Work to do.
Go through the listing and copy each line with the string "China".

Data section.
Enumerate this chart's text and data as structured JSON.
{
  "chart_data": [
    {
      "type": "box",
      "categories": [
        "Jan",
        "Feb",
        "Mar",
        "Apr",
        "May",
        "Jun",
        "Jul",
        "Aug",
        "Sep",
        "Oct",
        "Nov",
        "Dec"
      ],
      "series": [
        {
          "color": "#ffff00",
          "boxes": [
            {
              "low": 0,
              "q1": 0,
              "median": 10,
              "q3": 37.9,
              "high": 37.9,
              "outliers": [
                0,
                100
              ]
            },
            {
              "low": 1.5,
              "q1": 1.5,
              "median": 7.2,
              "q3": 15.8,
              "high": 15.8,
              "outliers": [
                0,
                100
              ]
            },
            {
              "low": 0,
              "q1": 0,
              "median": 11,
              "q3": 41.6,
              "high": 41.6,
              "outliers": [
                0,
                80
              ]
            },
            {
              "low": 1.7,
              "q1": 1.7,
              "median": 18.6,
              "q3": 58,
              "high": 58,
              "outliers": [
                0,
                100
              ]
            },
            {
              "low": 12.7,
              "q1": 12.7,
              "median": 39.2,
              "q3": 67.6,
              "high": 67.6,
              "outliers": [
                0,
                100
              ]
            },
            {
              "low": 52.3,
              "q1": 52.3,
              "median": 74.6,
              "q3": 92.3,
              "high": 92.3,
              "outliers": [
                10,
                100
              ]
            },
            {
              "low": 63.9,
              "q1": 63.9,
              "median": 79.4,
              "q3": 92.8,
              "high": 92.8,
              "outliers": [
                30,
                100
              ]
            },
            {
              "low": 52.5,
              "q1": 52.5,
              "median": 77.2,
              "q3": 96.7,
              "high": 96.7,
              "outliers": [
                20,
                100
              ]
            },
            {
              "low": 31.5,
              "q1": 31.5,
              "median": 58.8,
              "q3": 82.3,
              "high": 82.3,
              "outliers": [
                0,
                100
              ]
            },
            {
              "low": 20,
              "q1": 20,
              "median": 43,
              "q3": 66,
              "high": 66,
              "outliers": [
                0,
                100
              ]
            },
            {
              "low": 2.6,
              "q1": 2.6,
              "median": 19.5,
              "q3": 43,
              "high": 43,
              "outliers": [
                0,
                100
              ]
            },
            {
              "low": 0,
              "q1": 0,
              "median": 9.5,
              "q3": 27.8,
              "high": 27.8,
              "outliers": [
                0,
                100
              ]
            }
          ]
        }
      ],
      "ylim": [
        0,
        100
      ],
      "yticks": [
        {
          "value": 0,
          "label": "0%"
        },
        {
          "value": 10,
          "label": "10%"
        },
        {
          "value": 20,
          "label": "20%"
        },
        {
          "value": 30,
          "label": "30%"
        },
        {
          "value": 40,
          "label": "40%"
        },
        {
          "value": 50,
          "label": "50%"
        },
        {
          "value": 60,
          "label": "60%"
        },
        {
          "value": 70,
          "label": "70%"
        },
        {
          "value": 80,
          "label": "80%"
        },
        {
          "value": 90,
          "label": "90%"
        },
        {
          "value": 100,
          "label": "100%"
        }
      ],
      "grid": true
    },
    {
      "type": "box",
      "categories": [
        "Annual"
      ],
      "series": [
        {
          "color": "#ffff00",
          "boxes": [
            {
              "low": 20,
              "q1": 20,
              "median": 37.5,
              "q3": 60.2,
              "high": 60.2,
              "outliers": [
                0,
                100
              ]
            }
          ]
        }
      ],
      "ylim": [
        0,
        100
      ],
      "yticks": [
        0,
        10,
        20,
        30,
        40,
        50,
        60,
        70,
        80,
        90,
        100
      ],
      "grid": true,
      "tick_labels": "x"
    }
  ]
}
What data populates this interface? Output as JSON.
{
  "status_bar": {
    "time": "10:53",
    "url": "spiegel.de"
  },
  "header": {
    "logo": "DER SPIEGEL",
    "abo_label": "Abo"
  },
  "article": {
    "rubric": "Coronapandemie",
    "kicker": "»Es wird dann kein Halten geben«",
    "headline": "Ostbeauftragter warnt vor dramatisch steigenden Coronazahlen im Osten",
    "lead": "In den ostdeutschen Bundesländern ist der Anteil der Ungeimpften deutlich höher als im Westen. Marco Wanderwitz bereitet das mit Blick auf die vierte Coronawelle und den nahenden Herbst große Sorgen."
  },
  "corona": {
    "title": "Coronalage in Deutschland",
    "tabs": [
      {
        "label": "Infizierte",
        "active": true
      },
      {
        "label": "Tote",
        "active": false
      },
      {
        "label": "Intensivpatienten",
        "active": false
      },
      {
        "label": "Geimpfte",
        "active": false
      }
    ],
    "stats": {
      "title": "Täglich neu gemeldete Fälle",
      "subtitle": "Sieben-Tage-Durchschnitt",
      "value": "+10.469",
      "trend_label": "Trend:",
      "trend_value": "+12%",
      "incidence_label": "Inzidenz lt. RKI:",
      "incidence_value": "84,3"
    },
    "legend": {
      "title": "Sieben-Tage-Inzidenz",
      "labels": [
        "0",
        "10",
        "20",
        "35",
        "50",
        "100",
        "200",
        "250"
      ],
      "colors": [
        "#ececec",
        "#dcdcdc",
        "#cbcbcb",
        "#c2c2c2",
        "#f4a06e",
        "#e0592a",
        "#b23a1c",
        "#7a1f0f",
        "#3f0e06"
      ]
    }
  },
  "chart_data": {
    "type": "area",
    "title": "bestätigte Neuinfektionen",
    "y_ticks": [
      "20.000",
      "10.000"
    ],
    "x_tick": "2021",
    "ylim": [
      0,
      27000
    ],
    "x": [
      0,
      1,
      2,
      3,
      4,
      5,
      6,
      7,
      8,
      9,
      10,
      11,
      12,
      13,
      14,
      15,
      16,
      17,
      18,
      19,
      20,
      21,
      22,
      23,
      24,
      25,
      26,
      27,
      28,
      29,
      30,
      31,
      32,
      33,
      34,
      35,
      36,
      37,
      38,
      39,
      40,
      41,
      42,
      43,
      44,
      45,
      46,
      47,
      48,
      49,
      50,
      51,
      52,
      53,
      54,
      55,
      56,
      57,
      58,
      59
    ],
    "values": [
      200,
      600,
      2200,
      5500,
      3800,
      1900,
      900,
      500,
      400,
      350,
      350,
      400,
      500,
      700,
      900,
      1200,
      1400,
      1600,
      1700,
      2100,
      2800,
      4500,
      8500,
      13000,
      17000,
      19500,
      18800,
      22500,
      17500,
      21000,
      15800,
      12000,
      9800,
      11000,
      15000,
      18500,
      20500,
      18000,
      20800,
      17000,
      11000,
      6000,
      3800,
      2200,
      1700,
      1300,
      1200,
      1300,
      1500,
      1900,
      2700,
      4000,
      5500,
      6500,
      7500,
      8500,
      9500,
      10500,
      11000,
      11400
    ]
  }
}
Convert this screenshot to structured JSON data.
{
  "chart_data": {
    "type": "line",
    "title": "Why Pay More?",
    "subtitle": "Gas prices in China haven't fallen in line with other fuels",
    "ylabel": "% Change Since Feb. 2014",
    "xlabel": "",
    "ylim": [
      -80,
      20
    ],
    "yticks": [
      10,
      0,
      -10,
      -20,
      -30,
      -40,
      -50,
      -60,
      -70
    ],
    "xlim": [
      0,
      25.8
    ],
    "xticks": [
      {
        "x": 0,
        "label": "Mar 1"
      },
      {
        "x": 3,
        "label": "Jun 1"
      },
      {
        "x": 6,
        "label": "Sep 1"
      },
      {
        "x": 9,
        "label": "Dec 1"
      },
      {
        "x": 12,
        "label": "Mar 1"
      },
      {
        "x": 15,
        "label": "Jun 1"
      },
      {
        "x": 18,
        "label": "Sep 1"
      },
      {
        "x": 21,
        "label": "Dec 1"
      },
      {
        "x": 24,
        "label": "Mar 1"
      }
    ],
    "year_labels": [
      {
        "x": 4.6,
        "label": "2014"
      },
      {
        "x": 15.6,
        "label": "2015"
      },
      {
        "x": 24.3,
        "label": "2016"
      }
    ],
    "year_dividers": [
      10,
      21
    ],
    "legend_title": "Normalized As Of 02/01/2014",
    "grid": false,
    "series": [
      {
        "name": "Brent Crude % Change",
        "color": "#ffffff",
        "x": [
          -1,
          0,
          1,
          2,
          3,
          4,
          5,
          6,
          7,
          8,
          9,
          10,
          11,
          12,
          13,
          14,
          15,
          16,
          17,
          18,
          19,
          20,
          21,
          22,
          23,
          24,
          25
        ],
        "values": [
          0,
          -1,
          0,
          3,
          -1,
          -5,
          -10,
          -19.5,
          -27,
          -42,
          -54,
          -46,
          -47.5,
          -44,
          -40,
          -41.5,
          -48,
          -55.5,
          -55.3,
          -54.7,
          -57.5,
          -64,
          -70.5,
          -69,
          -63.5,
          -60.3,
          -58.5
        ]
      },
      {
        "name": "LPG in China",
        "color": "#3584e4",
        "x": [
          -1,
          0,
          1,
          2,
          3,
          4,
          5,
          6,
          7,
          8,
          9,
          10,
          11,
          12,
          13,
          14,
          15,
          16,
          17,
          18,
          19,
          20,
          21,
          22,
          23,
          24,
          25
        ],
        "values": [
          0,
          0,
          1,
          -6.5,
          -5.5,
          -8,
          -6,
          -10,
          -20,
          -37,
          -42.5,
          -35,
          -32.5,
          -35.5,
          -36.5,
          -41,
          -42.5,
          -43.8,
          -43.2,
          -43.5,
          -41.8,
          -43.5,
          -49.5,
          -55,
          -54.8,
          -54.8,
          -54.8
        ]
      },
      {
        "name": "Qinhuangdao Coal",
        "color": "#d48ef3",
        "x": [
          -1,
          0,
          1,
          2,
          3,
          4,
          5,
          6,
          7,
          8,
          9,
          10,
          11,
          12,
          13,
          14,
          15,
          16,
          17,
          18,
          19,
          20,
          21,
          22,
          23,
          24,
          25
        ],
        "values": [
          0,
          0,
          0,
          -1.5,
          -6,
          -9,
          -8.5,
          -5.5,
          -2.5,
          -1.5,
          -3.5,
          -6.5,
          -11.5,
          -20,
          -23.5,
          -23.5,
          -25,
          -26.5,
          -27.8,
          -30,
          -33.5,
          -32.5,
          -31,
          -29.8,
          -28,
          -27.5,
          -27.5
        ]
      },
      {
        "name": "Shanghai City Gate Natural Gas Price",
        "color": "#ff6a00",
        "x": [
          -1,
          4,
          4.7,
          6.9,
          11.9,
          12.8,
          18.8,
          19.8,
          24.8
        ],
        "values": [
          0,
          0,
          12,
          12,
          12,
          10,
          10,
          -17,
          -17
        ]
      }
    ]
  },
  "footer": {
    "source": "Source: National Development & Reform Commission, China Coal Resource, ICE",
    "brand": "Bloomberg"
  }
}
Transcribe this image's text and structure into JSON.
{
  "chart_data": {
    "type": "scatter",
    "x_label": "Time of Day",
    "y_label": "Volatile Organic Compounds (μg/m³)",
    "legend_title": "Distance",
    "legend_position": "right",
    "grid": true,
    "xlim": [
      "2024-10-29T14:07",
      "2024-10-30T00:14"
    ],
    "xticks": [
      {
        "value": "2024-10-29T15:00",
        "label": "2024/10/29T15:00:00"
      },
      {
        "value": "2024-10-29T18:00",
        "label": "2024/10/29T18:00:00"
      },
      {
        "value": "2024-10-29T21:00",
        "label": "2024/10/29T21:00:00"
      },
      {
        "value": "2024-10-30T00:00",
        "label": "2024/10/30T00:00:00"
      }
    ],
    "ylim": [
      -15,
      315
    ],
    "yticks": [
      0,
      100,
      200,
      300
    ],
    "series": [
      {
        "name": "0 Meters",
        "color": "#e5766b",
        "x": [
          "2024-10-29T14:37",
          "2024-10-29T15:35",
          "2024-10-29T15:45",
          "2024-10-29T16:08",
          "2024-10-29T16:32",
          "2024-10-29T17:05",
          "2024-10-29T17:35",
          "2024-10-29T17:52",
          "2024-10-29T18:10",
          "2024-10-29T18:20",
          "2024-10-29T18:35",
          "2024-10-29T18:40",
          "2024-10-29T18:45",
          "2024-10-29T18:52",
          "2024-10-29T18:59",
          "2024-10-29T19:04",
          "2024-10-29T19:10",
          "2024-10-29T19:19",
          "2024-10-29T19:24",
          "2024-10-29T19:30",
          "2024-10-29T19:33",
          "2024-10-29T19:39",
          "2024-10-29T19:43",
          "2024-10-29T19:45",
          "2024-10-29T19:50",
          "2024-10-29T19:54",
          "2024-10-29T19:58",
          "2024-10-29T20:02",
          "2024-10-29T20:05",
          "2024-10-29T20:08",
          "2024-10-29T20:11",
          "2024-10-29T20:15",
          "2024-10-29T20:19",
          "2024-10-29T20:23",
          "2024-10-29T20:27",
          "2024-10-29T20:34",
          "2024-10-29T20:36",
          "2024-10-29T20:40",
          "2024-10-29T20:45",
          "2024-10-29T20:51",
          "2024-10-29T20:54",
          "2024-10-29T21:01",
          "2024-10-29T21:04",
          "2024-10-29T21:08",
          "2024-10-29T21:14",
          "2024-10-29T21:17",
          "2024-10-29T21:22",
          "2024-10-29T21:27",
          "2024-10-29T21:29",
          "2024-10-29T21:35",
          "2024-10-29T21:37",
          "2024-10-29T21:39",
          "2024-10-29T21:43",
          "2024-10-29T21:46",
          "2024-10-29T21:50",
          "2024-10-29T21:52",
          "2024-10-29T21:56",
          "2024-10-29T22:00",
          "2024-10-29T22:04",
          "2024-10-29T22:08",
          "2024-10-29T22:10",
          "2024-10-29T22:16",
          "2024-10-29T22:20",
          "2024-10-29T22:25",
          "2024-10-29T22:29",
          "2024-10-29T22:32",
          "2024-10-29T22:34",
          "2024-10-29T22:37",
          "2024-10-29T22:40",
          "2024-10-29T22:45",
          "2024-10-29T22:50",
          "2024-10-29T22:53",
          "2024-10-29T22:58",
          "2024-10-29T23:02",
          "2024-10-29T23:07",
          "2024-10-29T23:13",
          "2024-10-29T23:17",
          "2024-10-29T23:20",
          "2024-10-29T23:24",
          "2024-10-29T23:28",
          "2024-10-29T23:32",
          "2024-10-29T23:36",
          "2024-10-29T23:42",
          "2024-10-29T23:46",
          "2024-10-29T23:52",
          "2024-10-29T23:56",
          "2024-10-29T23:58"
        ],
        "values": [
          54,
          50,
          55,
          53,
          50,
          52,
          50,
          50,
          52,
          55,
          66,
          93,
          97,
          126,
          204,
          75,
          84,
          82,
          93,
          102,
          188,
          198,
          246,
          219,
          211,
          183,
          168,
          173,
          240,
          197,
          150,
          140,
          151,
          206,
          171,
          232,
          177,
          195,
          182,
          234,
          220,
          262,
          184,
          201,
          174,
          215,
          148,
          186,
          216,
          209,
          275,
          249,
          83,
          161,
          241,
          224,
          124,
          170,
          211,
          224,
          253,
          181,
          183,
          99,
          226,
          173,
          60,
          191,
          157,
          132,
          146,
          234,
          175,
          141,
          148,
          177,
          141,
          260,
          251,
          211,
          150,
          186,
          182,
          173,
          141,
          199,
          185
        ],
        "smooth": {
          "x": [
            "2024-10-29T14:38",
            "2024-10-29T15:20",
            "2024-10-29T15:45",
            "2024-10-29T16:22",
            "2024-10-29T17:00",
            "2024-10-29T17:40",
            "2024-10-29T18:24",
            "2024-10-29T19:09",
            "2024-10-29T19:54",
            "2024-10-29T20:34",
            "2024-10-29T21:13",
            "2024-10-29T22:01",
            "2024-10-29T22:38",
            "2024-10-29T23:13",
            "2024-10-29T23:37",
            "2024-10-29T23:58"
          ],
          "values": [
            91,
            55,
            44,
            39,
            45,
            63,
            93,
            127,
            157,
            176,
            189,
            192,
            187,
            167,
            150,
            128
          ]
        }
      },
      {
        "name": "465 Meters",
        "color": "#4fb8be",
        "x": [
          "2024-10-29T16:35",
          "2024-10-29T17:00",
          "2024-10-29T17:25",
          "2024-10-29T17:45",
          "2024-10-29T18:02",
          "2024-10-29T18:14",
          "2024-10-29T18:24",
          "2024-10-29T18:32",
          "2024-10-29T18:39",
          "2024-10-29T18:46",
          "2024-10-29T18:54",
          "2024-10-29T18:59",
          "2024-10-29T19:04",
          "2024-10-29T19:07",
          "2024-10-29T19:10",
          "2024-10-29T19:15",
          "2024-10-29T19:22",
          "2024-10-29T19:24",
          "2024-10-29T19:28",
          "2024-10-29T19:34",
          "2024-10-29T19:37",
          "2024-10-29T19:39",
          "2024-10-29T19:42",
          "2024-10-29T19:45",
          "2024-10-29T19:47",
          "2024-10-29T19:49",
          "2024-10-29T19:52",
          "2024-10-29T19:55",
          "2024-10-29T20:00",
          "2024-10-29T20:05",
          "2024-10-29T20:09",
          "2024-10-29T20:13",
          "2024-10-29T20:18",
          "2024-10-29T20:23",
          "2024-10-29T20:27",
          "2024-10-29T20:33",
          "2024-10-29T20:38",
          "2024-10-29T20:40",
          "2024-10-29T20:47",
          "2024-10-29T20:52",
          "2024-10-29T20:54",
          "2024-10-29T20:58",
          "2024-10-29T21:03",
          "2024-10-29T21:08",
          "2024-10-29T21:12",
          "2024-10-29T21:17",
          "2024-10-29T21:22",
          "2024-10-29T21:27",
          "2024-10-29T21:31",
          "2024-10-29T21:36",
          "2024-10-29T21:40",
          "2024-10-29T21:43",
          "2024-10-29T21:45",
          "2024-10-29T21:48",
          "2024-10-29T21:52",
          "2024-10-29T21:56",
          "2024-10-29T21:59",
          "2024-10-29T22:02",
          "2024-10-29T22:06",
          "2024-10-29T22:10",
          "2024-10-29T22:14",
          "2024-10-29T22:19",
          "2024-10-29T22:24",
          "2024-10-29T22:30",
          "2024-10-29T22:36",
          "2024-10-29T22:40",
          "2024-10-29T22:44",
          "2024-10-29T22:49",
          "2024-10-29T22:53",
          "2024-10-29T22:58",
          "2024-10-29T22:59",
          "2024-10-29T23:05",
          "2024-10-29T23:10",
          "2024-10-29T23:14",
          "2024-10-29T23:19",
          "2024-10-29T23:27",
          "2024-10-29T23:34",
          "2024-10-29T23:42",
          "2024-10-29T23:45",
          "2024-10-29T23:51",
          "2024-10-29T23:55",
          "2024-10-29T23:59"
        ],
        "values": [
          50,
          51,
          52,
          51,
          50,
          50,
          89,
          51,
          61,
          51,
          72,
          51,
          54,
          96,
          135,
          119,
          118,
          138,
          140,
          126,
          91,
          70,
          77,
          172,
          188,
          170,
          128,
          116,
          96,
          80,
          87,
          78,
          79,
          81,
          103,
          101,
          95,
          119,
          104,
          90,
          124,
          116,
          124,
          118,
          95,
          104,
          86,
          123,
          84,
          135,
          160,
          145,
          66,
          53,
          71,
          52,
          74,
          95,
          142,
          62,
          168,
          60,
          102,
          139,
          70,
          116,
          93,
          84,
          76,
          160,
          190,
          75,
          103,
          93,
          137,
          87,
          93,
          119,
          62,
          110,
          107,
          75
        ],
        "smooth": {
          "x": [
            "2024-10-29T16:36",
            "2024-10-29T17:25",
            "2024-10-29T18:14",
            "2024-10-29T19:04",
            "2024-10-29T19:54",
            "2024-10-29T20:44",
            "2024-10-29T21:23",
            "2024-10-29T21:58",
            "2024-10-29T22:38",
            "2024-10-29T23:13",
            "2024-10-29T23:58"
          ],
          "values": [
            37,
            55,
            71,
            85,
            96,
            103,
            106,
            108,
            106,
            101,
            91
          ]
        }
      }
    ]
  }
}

Final answer.
    "subtitle": "Gas prices in China haven't fallen in line with other fuels",
        "name": "LPG in China",
    "source": "Source: National Development & Reform Commission, China Coal Resource, ICE",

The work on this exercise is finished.